Collected data:

******

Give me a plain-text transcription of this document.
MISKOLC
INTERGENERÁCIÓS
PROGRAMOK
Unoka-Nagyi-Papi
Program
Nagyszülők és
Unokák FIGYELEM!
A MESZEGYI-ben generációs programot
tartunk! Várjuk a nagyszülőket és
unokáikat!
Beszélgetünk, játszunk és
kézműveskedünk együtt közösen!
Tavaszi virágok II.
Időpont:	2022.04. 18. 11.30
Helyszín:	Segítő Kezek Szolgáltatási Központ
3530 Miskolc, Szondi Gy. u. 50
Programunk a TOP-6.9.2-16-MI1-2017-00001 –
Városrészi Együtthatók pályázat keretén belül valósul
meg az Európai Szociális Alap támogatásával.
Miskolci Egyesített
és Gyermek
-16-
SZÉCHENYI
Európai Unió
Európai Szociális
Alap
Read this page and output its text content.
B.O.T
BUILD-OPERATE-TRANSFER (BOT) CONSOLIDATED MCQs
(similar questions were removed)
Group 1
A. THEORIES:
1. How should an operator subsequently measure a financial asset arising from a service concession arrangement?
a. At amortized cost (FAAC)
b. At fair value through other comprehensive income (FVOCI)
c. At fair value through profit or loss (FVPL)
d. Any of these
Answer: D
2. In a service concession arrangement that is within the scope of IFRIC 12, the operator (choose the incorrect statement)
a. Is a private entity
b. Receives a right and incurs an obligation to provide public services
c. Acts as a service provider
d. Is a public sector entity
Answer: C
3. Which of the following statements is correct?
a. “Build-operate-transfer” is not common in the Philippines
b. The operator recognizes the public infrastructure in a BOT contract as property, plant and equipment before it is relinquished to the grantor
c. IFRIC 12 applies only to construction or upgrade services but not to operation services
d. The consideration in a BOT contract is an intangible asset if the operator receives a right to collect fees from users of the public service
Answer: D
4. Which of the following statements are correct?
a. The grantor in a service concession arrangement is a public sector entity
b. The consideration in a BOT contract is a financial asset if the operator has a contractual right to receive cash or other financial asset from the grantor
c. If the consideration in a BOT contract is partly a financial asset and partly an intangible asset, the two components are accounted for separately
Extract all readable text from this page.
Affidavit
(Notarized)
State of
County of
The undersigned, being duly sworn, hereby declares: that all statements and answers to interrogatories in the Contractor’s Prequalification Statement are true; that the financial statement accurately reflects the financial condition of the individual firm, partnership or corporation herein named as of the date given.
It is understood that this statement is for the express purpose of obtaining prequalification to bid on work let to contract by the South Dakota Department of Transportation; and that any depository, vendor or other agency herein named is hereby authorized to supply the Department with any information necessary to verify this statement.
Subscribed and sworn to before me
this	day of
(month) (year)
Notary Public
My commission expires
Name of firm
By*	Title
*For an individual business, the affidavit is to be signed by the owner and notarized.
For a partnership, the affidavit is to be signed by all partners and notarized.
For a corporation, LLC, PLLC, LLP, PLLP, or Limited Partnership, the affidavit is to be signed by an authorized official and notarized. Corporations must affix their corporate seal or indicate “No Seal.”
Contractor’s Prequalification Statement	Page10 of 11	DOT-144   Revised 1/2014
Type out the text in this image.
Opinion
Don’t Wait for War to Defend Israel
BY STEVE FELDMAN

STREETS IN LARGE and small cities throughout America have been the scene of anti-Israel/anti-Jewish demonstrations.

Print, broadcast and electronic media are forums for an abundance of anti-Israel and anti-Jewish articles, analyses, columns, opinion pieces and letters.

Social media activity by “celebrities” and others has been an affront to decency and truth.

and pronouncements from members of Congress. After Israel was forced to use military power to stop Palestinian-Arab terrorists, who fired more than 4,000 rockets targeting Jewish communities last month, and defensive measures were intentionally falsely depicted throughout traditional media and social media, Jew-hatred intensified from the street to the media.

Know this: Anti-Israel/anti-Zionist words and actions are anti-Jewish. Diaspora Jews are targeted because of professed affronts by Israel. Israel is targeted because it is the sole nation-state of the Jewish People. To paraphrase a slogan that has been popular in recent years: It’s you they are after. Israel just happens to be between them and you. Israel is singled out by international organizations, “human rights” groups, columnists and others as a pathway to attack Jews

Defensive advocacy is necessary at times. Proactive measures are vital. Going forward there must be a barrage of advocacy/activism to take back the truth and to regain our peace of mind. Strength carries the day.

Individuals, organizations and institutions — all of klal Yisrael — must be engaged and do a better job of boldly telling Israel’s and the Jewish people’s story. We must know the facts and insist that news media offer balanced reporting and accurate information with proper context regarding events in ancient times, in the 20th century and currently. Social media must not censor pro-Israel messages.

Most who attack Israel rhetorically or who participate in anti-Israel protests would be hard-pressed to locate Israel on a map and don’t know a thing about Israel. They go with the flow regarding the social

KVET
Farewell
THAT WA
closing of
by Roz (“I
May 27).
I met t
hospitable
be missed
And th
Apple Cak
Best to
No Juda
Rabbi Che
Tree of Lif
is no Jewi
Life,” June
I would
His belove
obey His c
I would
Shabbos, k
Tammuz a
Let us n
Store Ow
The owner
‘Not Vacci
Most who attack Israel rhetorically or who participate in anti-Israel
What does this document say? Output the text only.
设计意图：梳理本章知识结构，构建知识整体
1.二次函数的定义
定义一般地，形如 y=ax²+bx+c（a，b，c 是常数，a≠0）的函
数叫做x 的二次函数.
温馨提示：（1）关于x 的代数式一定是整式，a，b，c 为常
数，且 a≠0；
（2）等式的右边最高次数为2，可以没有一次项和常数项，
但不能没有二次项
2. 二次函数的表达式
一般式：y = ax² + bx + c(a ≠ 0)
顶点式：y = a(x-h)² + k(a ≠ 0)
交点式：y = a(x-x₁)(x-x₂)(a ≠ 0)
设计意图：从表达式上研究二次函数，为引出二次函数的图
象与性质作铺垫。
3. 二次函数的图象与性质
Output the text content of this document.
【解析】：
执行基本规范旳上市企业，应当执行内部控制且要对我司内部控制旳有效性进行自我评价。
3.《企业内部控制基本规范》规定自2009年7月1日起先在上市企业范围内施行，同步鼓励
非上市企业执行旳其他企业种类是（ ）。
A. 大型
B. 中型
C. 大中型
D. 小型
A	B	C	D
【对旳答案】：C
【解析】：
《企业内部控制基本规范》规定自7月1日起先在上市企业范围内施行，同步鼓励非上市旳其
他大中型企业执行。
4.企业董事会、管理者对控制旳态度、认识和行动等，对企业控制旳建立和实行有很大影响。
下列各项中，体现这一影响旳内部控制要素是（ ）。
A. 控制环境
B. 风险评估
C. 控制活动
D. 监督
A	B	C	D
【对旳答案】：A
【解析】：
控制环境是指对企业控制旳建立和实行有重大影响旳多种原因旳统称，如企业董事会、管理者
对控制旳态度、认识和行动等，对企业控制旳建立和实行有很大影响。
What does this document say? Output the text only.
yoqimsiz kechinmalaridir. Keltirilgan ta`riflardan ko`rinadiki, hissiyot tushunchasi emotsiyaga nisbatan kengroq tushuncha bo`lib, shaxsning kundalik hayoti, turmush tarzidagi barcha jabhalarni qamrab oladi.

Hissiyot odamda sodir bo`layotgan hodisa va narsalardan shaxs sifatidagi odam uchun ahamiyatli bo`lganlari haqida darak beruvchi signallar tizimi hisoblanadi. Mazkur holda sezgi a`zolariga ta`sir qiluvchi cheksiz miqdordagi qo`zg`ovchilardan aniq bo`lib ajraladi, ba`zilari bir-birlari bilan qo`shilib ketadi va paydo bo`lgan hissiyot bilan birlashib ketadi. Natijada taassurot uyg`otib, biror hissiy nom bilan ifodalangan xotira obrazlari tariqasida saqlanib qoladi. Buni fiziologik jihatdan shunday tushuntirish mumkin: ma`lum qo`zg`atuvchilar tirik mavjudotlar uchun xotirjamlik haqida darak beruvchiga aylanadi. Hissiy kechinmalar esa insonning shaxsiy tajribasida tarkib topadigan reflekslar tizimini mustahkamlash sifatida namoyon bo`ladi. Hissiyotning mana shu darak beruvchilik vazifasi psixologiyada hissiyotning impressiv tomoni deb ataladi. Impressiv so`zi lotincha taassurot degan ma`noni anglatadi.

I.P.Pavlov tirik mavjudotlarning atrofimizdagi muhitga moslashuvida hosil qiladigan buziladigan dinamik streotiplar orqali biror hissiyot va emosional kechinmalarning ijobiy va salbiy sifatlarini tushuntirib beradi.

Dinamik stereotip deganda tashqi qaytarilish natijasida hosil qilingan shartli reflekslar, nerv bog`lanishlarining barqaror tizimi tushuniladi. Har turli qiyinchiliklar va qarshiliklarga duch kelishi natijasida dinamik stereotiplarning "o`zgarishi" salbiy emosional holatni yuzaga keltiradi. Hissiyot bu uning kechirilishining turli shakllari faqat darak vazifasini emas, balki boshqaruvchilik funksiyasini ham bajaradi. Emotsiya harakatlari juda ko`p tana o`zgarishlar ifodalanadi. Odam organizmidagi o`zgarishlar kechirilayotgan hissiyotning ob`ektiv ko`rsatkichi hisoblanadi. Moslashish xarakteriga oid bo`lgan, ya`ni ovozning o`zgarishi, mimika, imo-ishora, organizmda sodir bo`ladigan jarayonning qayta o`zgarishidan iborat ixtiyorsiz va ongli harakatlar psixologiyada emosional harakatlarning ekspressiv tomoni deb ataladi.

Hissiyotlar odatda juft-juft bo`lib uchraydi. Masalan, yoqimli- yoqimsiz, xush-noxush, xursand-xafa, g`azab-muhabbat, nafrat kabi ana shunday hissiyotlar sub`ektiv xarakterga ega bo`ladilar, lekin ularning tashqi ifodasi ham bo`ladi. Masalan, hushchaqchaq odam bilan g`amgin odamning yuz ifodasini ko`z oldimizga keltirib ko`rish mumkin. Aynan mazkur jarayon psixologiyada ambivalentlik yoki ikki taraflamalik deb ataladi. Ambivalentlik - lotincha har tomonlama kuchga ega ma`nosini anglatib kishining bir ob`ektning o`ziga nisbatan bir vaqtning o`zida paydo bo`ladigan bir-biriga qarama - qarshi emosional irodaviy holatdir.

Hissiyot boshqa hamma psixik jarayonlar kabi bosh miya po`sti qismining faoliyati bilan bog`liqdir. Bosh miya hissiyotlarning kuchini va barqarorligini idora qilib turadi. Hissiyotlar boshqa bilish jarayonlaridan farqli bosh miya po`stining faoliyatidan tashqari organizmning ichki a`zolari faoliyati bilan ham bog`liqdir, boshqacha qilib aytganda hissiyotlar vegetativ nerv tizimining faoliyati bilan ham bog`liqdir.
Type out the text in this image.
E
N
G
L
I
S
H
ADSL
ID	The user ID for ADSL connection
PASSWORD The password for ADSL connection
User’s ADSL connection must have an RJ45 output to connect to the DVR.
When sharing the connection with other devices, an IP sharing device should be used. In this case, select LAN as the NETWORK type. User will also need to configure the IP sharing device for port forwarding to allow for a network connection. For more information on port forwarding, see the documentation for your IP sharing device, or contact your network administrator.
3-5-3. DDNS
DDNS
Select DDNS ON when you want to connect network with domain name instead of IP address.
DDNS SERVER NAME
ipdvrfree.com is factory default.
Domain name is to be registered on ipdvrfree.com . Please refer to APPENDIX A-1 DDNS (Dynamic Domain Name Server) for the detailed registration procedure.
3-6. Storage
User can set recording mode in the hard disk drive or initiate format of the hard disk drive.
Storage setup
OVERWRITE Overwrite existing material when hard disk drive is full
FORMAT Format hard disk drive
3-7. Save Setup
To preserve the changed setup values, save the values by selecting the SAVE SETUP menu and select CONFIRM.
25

******

## EXERCISE DETAILS
Lines of the material that contain the word "from" are to be gathered.

## SOLUTION
1. How should an operator subsequently measure a financial asset arising from a service concession arrangement?
d. The consideration in a BOT contract is an intangible asset if the operator receives a right to collect fees from users of the public service
b. The consideration in a BOT contract is a financial asset if the operator has a contractual right to receive cash or other financial asset from the grantor
Extract all readable text from this page.
and pronouncements from members of Congress. After Israel was forced to use military power to stop Palestinian-Arab terrorists, who fired more than 4,000 rockets targeting Jewish communities last month, and defensive measures were intentionally falsely depicted throughout traditional media and social media, Jew-hatred intensified from the street to the media.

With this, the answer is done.